## START

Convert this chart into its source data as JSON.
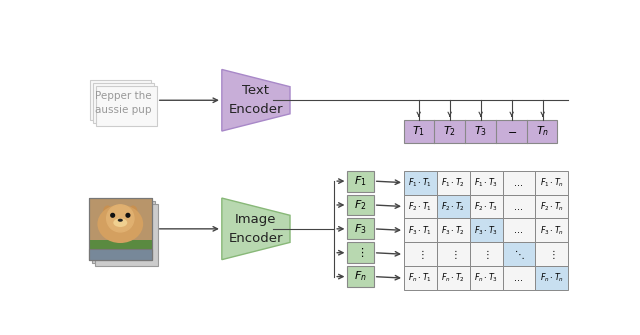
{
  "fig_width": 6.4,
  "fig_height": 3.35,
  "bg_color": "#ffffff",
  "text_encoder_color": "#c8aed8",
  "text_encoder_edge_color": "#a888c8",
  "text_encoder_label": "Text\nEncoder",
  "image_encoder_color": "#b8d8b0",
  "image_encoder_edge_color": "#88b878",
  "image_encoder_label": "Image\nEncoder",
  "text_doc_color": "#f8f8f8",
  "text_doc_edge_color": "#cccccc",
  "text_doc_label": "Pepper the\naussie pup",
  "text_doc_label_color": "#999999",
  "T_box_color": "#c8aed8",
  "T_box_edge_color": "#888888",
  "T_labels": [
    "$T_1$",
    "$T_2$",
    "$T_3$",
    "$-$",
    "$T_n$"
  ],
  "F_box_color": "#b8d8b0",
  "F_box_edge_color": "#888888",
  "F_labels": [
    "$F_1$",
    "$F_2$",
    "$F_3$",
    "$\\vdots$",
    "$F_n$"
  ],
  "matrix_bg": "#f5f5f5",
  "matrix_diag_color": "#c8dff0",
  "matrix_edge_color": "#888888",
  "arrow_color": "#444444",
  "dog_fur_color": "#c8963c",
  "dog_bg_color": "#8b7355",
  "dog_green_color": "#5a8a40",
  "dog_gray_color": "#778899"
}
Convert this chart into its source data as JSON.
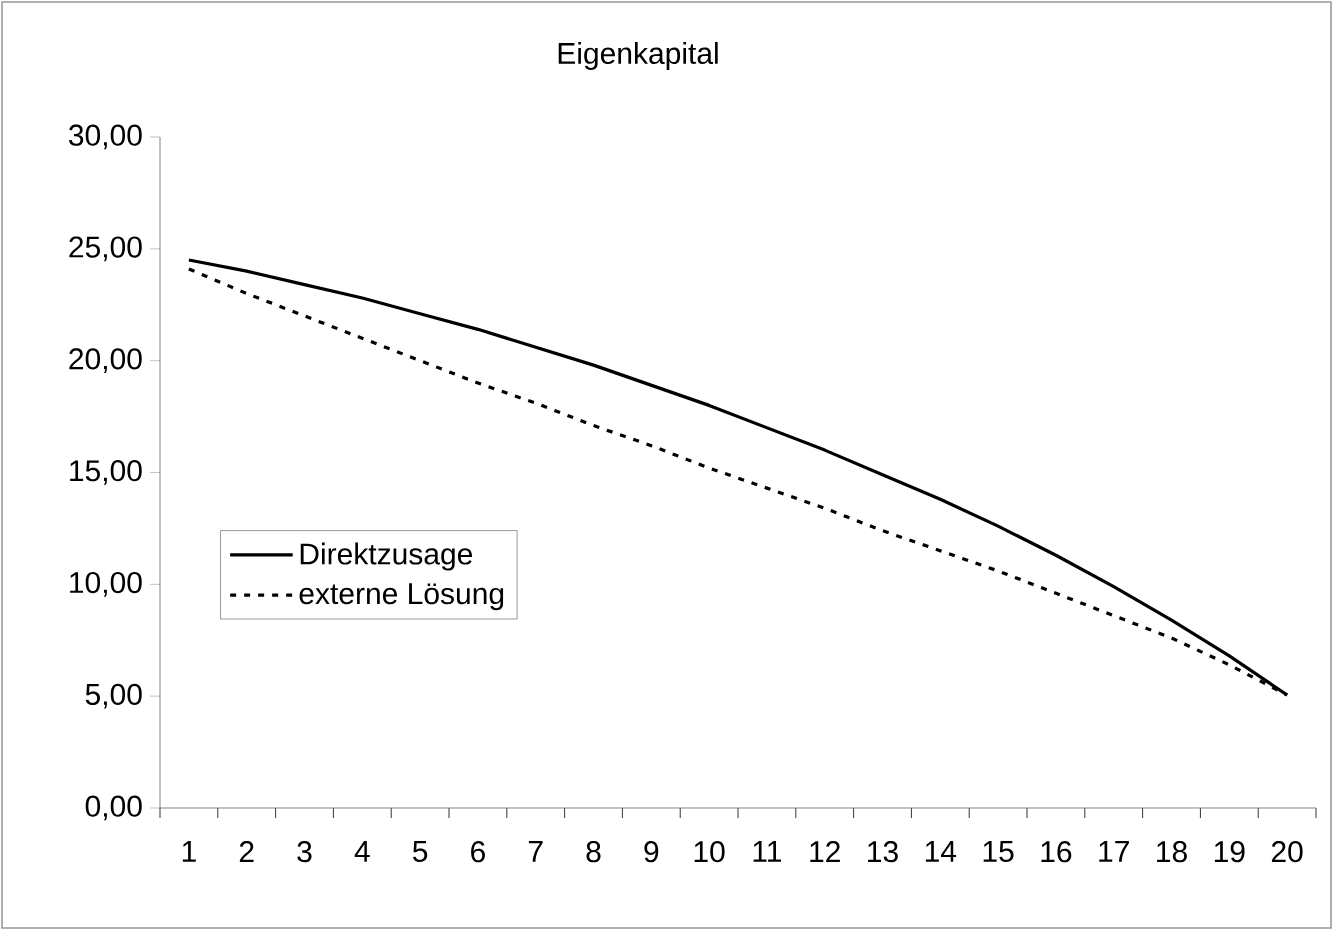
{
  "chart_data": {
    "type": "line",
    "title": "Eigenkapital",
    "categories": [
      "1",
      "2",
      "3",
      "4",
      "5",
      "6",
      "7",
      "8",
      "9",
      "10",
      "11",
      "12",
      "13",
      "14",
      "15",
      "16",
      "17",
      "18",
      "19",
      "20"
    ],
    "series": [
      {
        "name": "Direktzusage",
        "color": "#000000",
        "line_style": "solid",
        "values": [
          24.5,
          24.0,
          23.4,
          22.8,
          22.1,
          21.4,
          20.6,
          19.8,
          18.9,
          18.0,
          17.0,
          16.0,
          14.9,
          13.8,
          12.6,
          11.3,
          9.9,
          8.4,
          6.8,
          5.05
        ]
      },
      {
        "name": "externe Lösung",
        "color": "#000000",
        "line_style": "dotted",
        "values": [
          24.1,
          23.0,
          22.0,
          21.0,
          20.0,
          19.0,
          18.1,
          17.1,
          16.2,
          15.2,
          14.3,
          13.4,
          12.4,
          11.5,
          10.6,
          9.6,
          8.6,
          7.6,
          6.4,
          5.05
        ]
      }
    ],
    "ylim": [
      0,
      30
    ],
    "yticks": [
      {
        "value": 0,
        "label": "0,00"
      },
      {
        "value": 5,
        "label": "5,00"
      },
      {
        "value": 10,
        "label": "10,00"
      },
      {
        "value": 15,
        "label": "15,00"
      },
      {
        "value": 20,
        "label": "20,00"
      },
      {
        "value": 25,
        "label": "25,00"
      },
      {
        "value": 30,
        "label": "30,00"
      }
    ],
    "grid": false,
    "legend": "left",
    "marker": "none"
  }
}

## END

WRITTEN EXERCISE - Every record above should be transcribed exactly; the pictures stay out of the copy.

OUTPUT OF THE TASK -
Convert this chart into its source data as JSON.
{
  "fig_width": 6.4,
  "fig_height": 3.35,
  "bg_color": "#ffffff",
  "text_encoder_color": "#c8aed8",
  "text_encoder_edge_color": "#a888c8",
  "text_encoder_label": "Text\nEncoder",
  "image_encoder_color": "#b8d8b0",
  "image_encoder_edge_color": "#88b878",
  "image_encoder_label": "Image\nEncoder",
  "text_doc_color": "#f8f8f8",
  "text_doc_edge_color": "#cccccc",
  "text_doc_label": "Pepper the\naussie pup",
  "text_doc_label_color": "#999999",
  "T_box_color": "#c8aed8",
  "T_box_edge_color": "#888888",
  "T_labels": [
    "$T_1$",
    "$T_2$",
    "$T_3$",
    "$-$",
    "$T_n$"
  ],
  "F_box_color": "#b8d8b0",
  "F_box_edge_color": "#888888",
  "F_labels": [
    "$F_1$",
    "$F_2$",
    "$F_3$",
    "$\\vdots$",
    "$F_n$"
  ],
  "matrix_bg": "#f5f5f5",
  "matrix_diag_color": "#c8dff0",
  "matrix_edge_color": "#888888",
  "arrow_color": "#444444",
  "dog_fur_color": "#c8963c",
  "dog_bg_color": "#8b7355",
  "dog_green_color": "#5a8a40",
  "dog_gray_color": "#778899"
}
Convert this chart into its source data as JSON.
{
  "chart_data": {
    "type": "line",
    "title": "Eigenkapital",
    "categories": [
      "1",
      "2",
      "3",
      "4",
      "5",
      "6",
      "7",
      "8",
      "9",
      "10",
      "11",
      "12",
      "13",
      "14",
      "15",
      "16",
      "17",
      "18",
      "19",
      "20"
    ],
    "series": [
      {
        "name": "Direktzusage",
        "color": "#000000",
        "line_style": "solid",
        "values": [
          24.5,
          24.0,
          23.4,
          22.8,
          22.1,
          21.4,
          20.6,
          19.8,
          18.9,
          18.0,
          17.0,
          16.0,
          14.9,
          13.8,
          12.6,
          11.3,
          9.9,
          8.4,
          6.8,
          5.05
        ]
      },
      {
        "name": "externe Lösung",
        "color": "#000000",
        "line_style": "dotted",
        "values": [
          24.1,
          23.0,
          22.0,
          21.0,
          20.0,
          19.0,
          18.1,
          17.1,
          16.2,
          15.2,
          14.3,
          13.4,
          12.4,
          11.5,
          10.6,
          9.6,
          8.6,
          7.6,
          6.4,
          5.05
        ]
      }
    ],
    "ylim": [
      0,
      30
    ],
    "yticks": [
      {
        "value": 0,
        "label": "0,00"
      },
      {
        "value": 5,
        "label": "5,00"
      },
      {
        "value": 10,
        "label": "10,00"
      },
      {
        "value": 15,
        "label": "15,00"
      },
      {
        "value": 20,
        "label": "20,00"
      },
      {
        "value": 25,
        "label": "25,00"
      },
      {
        "value": 30,
        "label": "30,00"
      }
    ],
    "grid": false,
    "legend": "left",
    "marker": "none"
  }
}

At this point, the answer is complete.